**Your task**
Keep only the lines of the listing that include the word "Zambrano", and copy them.

>> BEGIN

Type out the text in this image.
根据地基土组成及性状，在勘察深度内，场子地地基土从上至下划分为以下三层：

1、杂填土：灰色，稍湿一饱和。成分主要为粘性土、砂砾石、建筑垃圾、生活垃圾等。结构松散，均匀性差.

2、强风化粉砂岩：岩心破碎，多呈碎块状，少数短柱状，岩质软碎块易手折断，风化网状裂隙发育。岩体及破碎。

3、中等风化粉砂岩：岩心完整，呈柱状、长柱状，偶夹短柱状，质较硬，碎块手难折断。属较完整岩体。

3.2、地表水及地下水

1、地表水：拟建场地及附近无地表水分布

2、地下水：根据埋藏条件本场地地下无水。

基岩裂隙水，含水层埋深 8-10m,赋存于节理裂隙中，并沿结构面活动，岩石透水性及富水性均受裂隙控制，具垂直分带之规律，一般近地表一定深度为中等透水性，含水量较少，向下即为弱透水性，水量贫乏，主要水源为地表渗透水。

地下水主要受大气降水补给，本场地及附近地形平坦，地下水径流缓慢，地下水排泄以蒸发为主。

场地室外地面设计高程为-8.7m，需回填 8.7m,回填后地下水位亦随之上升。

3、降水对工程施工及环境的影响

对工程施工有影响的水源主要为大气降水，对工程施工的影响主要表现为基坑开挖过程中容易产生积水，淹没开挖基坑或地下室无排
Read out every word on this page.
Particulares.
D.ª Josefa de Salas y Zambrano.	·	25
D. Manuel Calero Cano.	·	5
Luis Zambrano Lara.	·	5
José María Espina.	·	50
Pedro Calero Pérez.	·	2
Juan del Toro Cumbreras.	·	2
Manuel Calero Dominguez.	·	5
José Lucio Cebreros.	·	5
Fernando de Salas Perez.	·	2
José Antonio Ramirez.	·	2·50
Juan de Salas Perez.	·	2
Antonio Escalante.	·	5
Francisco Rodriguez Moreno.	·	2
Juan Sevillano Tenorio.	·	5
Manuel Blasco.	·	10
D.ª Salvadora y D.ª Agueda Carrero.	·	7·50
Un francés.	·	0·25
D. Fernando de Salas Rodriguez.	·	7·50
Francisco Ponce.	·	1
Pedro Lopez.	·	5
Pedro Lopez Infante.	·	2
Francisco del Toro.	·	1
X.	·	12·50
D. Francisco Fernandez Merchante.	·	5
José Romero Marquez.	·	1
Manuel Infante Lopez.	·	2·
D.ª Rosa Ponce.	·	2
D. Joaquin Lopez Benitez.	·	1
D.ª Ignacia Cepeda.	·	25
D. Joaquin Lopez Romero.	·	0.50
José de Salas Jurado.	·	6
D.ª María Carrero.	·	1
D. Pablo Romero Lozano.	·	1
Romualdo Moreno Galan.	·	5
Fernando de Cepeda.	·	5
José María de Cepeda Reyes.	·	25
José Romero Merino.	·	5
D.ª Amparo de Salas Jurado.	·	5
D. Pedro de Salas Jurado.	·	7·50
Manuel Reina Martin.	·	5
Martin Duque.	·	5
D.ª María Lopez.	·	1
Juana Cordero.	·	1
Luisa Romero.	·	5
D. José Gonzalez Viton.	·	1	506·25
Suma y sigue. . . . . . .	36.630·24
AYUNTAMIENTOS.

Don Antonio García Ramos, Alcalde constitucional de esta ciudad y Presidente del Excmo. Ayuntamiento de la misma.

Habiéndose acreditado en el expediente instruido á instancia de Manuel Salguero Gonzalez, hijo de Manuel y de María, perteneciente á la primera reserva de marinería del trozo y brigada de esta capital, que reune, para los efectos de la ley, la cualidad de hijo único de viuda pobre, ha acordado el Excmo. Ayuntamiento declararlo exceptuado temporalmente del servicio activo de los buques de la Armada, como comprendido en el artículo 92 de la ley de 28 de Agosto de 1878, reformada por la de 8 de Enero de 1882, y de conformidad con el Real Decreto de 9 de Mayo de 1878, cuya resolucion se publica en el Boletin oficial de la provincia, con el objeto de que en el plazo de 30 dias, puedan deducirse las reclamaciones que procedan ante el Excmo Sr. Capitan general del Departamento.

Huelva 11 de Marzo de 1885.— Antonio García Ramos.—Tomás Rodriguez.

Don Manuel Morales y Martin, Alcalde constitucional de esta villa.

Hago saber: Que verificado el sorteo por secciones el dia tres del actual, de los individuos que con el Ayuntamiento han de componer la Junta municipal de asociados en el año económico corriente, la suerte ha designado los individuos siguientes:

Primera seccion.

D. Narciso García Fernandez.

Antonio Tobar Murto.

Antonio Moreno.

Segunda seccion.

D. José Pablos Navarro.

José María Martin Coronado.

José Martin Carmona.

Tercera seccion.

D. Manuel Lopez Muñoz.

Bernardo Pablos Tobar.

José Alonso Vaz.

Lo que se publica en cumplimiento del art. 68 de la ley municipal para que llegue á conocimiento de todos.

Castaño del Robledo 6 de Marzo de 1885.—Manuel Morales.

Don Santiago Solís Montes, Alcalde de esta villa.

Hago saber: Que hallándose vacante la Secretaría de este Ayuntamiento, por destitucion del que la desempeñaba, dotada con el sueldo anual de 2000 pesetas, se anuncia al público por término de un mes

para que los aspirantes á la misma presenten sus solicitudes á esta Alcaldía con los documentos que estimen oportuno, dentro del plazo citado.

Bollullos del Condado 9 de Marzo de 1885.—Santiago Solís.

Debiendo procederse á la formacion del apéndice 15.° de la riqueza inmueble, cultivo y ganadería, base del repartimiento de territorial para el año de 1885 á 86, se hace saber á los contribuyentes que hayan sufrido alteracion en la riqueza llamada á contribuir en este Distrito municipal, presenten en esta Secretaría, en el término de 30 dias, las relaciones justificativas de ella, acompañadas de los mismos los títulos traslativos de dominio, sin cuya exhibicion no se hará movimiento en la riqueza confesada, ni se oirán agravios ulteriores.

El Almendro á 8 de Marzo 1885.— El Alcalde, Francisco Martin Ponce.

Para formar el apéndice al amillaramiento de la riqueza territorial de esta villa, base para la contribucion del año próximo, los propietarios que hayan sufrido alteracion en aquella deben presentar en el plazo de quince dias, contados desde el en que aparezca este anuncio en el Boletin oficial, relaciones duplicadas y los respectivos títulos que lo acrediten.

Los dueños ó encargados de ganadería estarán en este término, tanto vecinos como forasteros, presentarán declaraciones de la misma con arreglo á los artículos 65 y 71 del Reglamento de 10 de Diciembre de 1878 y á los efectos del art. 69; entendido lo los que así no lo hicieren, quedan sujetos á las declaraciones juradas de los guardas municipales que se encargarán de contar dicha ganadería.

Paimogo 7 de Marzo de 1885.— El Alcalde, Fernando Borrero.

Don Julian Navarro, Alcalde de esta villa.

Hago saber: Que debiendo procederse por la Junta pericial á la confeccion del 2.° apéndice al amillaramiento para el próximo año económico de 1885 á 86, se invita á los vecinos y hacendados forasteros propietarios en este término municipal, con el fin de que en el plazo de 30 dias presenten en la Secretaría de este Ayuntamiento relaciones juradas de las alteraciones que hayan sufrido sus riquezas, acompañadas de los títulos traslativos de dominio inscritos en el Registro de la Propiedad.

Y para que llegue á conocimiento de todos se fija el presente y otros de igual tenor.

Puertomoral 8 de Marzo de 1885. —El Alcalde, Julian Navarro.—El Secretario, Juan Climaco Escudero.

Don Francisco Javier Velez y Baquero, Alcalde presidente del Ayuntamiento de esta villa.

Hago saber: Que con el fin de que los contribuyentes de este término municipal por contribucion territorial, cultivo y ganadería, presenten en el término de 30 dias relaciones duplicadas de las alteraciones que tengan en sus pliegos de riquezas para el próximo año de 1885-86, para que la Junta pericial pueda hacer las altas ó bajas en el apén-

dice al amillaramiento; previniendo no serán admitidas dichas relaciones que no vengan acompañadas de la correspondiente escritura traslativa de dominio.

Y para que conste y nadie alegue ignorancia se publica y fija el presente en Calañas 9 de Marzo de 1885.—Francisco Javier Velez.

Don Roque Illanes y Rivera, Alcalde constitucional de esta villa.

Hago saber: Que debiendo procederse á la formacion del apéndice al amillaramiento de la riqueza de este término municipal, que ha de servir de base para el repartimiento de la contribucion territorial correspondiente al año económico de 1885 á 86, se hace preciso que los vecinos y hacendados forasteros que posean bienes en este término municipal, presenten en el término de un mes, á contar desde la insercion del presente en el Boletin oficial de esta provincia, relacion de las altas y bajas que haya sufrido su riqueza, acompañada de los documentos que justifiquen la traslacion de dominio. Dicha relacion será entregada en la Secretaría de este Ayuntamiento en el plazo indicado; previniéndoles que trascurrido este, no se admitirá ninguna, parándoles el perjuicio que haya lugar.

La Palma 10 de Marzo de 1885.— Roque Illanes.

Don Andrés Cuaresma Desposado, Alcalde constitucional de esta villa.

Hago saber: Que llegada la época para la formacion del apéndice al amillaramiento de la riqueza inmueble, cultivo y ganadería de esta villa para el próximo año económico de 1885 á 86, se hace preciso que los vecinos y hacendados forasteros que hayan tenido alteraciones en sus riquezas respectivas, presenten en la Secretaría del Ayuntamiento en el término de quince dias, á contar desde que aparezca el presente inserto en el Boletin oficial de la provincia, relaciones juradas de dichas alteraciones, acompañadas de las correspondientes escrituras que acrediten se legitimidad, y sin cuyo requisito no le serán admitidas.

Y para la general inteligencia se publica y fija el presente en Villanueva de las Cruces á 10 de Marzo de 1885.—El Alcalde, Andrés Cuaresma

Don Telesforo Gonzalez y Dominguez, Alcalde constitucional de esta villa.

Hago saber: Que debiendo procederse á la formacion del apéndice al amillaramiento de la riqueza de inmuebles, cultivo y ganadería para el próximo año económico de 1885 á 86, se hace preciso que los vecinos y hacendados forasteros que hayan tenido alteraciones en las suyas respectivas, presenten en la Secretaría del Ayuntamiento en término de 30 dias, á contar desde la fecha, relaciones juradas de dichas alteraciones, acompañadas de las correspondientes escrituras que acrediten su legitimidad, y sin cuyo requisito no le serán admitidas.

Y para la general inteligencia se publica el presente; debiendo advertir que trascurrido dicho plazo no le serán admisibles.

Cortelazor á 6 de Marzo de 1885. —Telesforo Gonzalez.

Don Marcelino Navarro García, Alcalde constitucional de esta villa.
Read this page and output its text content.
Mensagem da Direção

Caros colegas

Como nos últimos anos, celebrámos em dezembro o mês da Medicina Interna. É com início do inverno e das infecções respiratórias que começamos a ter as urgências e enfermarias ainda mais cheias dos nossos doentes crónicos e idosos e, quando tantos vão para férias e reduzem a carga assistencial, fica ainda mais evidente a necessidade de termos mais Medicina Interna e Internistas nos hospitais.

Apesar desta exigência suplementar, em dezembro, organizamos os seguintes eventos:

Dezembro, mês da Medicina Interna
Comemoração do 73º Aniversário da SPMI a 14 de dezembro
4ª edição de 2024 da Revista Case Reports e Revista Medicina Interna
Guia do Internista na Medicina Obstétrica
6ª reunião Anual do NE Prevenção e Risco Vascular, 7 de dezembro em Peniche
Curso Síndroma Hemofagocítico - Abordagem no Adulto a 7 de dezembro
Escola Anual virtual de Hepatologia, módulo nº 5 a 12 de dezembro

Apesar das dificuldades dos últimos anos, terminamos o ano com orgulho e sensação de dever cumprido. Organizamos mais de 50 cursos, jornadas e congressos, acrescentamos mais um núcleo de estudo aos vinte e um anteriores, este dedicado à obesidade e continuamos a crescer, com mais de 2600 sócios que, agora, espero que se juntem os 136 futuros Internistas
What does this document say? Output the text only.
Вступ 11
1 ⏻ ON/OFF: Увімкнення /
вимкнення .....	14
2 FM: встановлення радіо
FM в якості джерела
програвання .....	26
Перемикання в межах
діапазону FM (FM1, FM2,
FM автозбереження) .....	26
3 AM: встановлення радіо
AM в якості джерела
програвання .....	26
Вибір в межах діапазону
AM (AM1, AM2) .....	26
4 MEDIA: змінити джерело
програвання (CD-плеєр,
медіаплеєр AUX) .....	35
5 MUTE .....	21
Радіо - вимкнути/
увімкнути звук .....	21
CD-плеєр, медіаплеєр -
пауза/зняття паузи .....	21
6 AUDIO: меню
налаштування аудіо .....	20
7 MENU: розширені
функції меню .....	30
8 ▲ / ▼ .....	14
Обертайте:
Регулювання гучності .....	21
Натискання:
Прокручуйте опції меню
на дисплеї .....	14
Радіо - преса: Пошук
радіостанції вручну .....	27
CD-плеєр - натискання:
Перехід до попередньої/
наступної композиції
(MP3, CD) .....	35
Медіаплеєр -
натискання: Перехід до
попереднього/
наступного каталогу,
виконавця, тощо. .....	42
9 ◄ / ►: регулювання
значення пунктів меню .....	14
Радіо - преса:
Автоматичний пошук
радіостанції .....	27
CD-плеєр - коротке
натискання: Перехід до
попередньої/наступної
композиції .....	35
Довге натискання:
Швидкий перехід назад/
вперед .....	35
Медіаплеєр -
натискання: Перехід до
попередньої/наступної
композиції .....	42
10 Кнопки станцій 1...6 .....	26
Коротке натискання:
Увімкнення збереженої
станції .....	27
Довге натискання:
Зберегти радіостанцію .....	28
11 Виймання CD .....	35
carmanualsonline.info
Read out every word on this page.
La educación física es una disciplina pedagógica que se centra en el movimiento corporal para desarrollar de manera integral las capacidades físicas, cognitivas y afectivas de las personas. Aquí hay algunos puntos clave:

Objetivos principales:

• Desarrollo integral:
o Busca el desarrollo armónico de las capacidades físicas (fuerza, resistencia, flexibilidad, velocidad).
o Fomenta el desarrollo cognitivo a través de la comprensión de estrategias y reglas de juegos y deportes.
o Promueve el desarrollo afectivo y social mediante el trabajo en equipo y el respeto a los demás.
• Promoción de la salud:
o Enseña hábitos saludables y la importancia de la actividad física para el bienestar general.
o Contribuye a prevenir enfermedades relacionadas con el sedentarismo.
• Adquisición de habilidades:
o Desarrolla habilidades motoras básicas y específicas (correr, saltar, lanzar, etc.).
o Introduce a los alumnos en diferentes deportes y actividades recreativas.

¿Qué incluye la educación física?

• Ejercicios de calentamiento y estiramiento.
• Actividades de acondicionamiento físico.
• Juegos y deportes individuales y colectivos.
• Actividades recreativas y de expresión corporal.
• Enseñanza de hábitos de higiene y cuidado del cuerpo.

>> END

**Final result**
D.ª Josefa de Salas y Zambrano.	·	25
Luis Zambrano Lara.	·	5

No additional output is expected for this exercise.